> Exercise directions: Reproduce this listing in full.
:: Data for this task
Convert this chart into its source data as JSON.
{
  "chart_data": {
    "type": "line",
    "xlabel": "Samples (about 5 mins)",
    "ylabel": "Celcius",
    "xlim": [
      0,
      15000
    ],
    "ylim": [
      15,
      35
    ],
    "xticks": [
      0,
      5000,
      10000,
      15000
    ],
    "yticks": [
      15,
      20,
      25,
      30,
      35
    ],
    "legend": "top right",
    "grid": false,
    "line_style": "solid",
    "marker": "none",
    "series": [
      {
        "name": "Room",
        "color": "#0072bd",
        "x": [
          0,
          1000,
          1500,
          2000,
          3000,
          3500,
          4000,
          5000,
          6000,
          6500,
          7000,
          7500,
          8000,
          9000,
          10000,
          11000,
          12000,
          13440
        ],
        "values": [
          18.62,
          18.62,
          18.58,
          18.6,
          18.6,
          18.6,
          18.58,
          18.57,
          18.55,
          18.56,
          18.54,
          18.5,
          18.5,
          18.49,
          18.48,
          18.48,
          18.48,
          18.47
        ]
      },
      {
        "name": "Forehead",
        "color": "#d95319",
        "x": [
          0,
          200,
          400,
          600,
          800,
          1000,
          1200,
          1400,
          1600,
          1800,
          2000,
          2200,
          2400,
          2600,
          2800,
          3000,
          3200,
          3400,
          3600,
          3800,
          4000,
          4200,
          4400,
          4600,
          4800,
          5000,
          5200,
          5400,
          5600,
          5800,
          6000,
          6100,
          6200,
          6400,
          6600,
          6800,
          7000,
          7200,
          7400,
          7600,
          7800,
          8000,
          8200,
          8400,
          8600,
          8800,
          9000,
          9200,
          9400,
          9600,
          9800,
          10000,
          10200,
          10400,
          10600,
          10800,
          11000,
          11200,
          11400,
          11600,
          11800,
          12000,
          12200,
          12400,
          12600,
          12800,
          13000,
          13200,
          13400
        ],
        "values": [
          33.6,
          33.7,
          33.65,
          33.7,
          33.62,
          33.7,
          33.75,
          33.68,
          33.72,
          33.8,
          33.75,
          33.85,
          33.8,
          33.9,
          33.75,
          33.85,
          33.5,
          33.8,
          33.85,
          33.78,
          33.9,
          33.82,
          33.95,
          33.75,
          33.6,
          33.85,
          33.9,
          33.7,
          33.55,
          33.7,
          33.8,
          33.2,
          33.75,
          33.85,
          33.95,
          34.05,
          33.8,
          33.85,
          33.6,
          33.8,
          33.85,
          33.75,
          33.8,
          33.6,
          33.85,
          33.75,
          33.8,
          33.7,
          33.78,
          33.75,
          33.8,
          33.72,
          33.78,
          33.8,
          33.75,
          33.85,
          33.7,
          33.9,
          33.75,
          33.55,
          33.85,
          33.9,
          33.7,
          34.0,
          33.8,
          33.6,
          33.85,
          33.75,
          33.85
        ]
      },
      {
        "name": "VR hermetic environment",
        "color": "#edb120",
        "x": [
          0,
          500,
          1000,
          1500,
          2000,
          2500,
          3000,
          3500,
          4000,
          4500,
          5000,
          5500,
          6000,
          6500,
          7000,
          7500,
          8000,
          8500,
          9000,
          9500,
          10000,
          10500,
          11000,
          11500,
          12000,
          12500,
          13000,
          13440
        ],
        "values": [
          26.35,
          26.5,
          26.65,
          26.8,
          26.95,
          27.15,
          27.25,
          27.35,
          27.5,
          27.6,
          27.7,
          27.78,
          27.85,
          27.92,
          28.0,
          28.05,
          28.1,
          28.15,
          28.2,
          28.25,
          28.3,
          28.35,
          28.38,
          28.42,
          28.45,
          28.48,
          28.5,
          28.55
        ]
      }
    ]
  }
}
::::
> Solved problem:
Convert this chart into its source data as JSON.
{
  "chart_data": {
    "type": "line",
    "xlabel": "Samples (about 5 mins)",
    "ylabel": "Celcius",
    "xlim": [
      0,
      15000
    ],
    "ylim": [
      15,
      35
    ],
    "xticks": [
      0,
      5000,
      10000,
      15000
    ],
    "yticks": [
      15,
      20,
      25,
      30,
      35
    ],
    "legend": "top right",
    "grid": false,
    "line_style": "solid",
    "marker": "none",
    "series": [
      {
        "name": "Room",
        "color": "#0072bd",
        "x": [
          0,
          1000,
          1500,
          2000,
          3000,
          3500,
          4000,
          5000,
          6000,
          6500,
          7000,
          7500,
          8000,
          9000,
          10000,
          11000,
          12000,
          13440
        ],
        "values": [
          18.62,
          18.62,
          18.58,
          18.6,
          18.6,
          18.6,
          18.58,
          18.57,
          18.55,
          18.56,
          18.54,
          18.5,
          18.5,
          18.49,
          18.48,
          18.48,
          18.48,
          18.47
        ]
      },
      {
        "name": "Forehead",
        "color": "#d95319",
        "x": [
          0,
          200,
          400,
          600,
          800,
          1000,
          1200,
          1400,
          1600,
          1800,
          2000,
          2200,
          2400,
          2600,
          2800,
          3000,
          3200,
          3400,
          3600,
          3800,
          4000,
          4200,
          4400,
          4600,
          4800,
          5000,
          5200,
          5400,
          5600,
          5800,
          6000,
          6100,
          6200,
          6400,
          6600,
          6800,
          7000,
          7200,
          7400,
          7600,
          7800,
          8000,
          8200,
          8400,
          8600,
          8800,
          9000,
          9200,
          9400,
          9600,
          9800,
          10000,
          10200,
          10400,
          10600,
          10800,
          11000,
          11200,
          11400,
          11600,
          11800,
          12000,
          12200,
          12400,
          12600,
          12800,
          13000,
          13200,
          13400
        ],
        "values": [
          33.6,
          33.7,
          33.65,
          33.7,
          33.62,
          33.7,
          33.75,
          33.68,
          33.72,
          33.8,
          33.75,
          33.85,
          33.8,
          33.9,
          33.75,
          33.85,
          33.5,
          33.8,
          33.85,
          33.78,
          33.9,
          33.82,
          33.95,
          33.75,
          33.6,
          33.85,
          33.9,
          33.7,
          33.55,
          33.7,
          33.8,
          33.2,
          33.75,
          33.85,
          33.95,
          34.05,
          33.8,
          33.85,
          33.6,
          33.8,
          33.85,
          33.75,
          33.8,
          33.6,
          33.85,
          33.75,
          33.8,
          33.7,
          33.78,
          33.75,
          33.8,
          33.72,
          33.78,
          33.8,
          33.75,
          33.85,
          33.7,
          33.9,
          33.75,
          33.55,
          33.85,
          33.9,
          33.7,
          34.0,
          33.8,
          33.6,
          33.85,
          33.75,
          33.85
        ]
      },
      {
        "name": "VR hermetic environment",
        "color": "#edb120",
        "x": [
          0,
          500,
          1000,
          1500,
          2000,
          2500,
          3000,
          3500,
          4000,
          4500,
          5000,
          5500,
          6000,
          6500,
          7000,
          7500,
          8000,
          8500,
          9000,
          9500,
          10000,
          10500,
          11000,
          11500,
          12000,
          12500,
          13000,
          13440
        ],
        "values": [
          26.35,
          26.5,
          26.65,
          26.8,
          26.95,
          27.15,
          27.25,
          27.35,
          27.5,
          27.6,
          27.7,
          27.78,
          27.85,
          27.92,
          28.0,
          28.05,
          28.1,
          28.15,
          28.2,
          28.25,
          28.3,
          28.35,
          28.38,
          28.42,
          28.45,
          28.48,
          28.5,
          28.55
        ]
      }
    ]
  }
}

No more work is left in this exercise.